## STATED TASK
Give the number of lines in the data that hold the string "have". Nothing else is needed.

## SUPPLIED RECORDS
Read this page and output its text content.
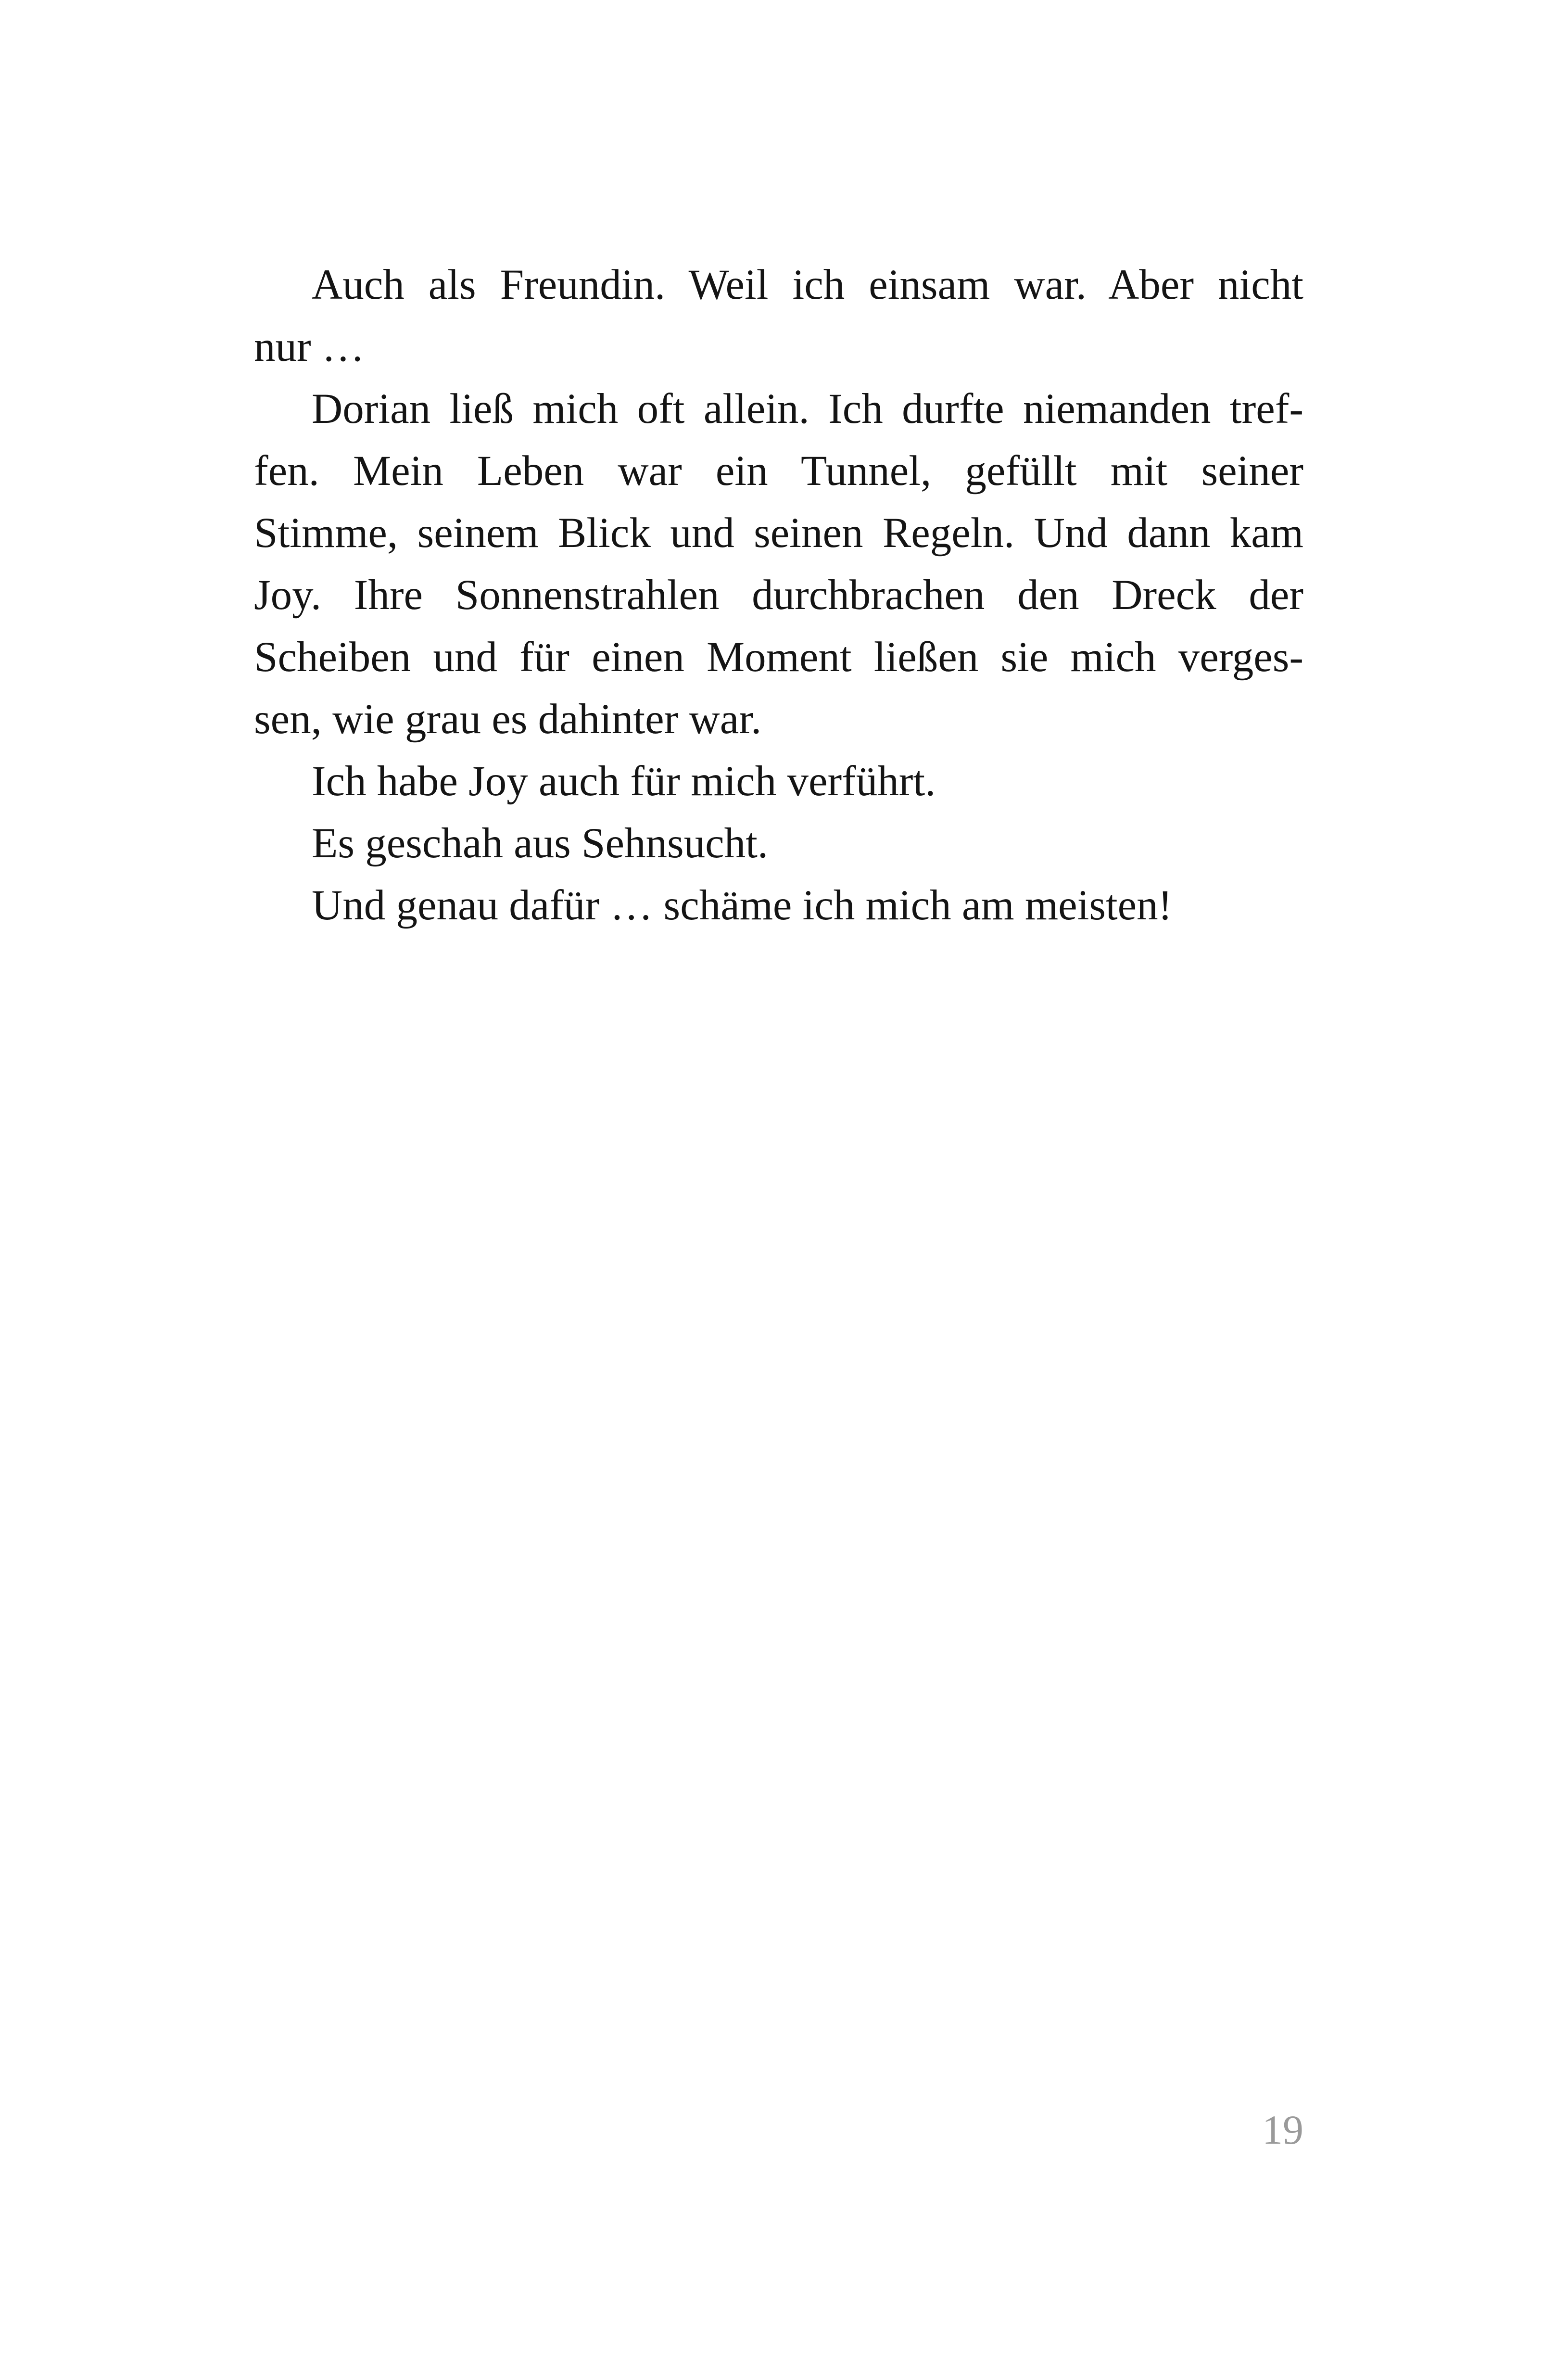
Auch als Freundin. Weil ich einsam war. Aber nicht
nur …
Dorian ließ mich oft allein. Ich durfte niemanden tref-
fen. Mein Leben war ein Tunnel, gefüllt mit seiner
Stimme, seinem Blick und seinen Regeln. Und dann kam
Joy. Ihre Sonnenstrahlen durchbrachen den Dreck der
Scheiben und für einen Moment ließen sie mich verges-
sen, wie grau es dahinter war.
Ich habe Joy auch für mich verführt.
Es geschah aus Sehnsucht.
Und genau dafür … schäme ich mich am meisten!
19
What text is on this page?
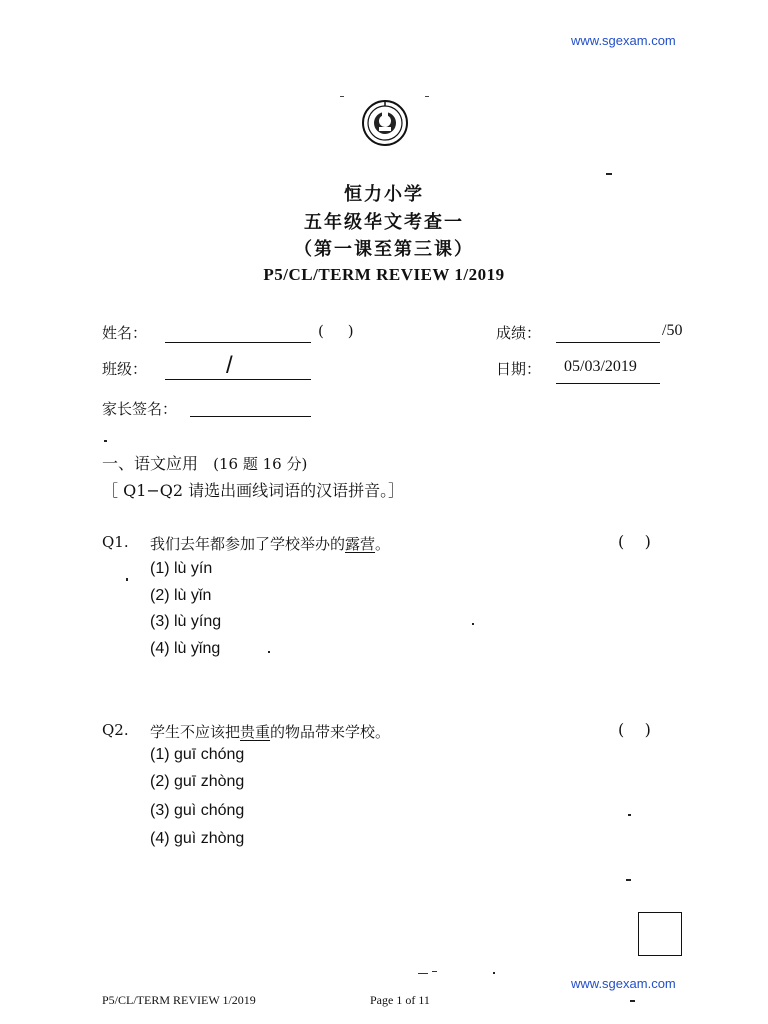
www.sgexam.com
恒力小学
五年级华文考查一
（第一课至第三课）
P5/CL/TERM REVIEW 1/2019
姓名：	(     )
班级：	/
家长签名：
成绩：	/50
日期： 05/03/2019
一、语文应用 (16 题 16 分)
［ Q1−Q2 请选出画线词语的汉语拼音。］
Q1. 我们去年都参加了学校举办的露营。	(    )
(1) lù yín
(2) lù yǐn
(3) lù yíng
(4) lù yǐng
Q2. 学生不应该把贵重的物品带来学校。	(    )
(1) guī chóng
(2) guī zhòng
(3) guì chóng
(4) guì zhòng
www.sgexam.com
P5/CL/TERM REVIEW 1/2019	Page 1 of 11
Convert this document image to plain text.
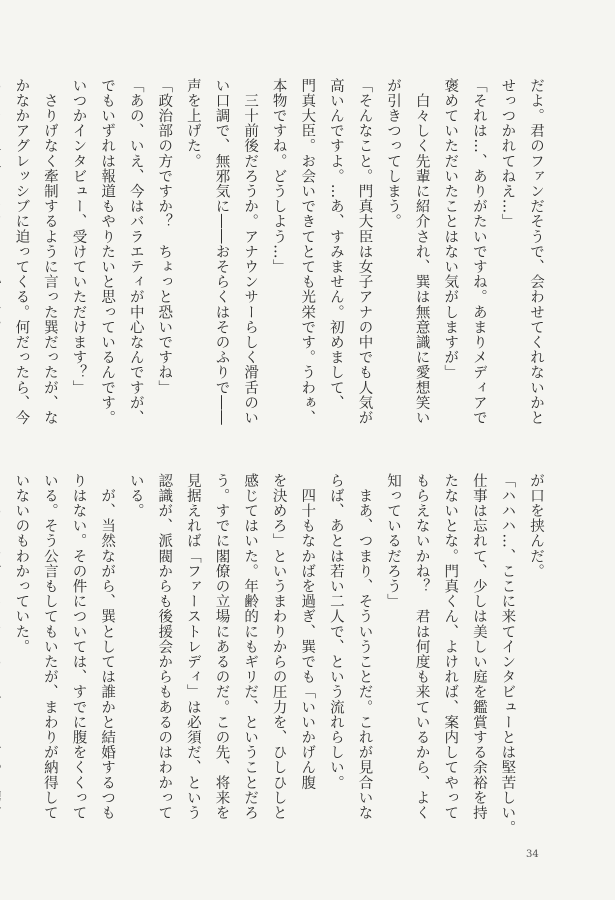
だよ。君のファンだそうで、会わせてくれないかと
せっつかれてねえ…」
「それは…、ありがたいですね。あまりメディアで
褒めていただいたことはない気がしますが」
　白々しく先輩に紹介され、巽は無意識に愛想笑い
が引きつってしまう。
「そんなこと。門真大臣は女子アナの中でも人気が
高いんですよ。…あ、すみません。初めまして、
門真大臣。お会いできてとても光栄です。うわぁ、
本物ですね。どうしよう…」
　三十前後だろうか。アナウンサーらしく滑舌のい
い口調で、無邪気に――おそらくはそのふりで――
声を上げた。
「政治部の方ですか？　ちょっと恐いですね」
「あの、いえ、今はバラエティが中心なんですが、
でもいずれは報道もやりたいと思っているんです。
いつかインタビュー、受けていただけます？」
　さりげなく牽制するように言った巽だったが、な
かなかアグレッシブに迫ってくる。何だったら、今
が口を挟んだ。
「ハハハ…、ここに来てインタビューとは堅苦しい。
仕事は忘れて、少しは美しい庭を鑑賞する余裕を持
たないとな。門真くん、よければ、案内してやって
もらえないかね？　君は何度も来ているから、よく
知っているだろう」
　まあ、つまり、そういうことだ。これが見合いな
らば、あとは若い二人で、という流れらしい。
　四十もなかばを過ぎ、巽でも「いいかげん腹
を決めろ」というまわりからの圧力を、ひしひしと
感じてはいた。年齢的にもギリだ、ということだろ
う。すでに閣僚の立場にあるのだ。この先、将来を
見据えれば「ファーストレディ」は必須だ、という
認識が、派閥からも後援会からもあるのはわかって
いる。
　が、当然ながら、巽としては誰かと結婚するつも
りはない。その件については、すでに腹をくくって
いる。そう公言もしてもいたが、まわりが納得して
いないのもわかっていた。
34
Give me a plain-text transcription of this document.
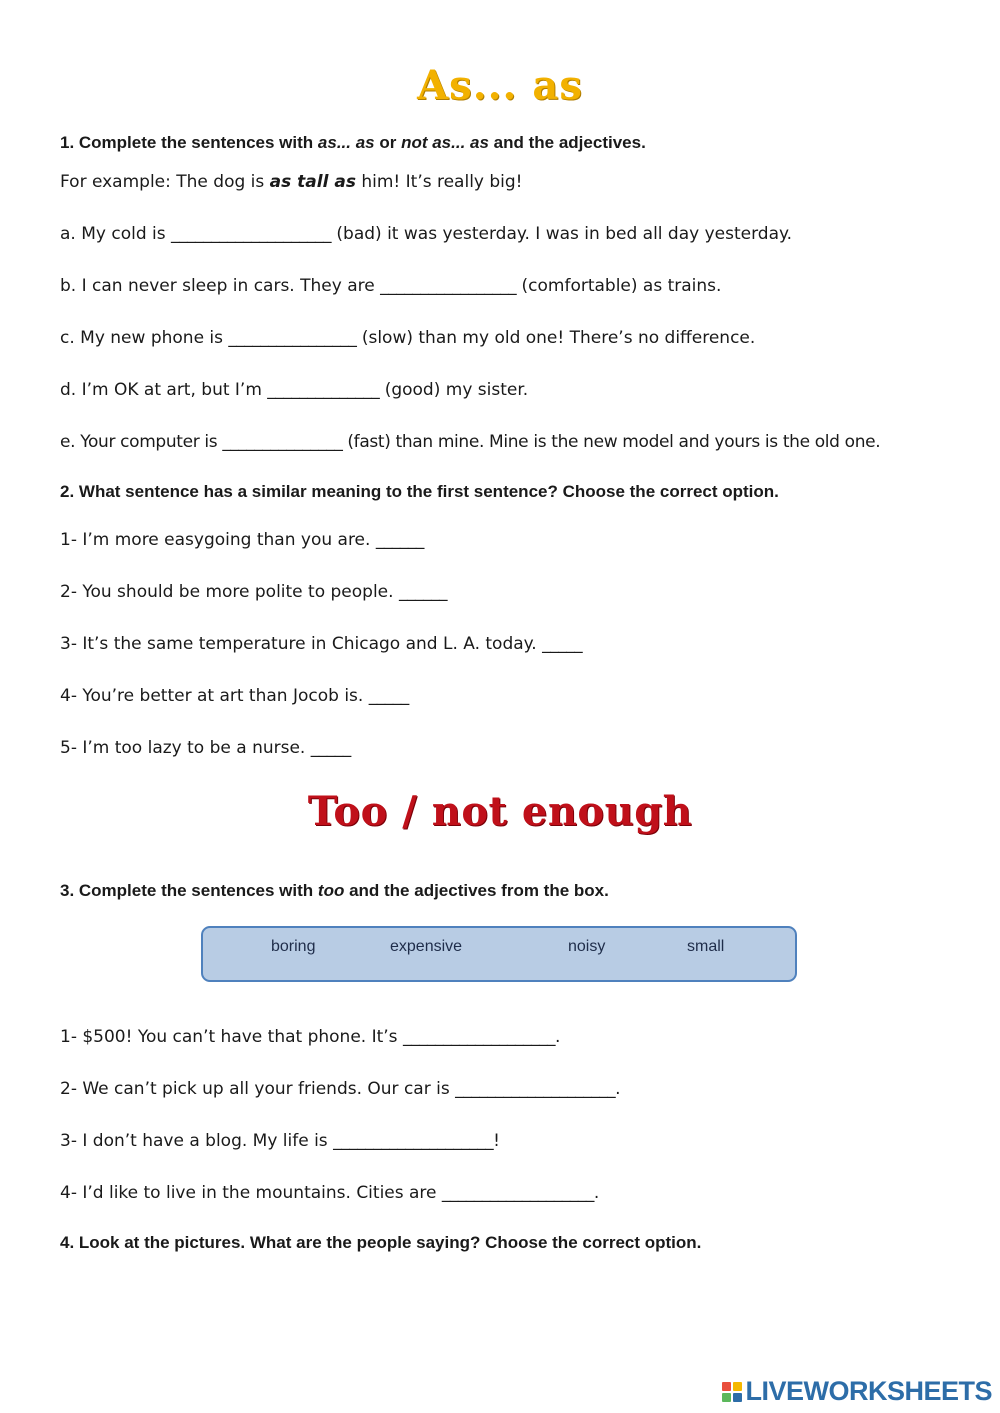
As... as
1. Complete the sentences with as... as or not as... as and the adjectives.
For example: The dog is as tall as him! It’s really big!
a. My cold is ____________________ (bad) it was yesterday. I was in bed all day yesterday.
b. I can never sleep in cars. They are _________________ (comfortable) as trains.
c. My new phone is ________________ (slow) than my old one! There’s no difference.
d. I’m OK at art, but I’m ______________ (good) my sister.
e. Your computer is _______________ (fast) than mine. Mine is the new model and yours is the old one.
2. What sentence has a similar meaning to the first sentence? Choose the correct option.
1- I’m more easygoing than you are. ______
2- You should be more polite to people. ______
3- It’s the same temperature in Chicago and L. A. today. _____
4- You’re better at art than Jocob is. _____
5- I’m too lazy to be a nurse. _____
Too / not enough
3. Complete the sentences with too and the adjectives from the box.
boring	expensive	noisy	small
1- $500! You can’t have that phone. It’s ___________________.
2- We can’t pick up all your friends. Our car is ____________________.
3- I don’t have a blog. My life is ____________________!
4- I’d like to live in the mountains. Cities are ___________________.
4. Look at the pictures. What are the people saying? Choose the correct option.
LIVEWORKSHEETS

## EXERCISE OUTPUT
2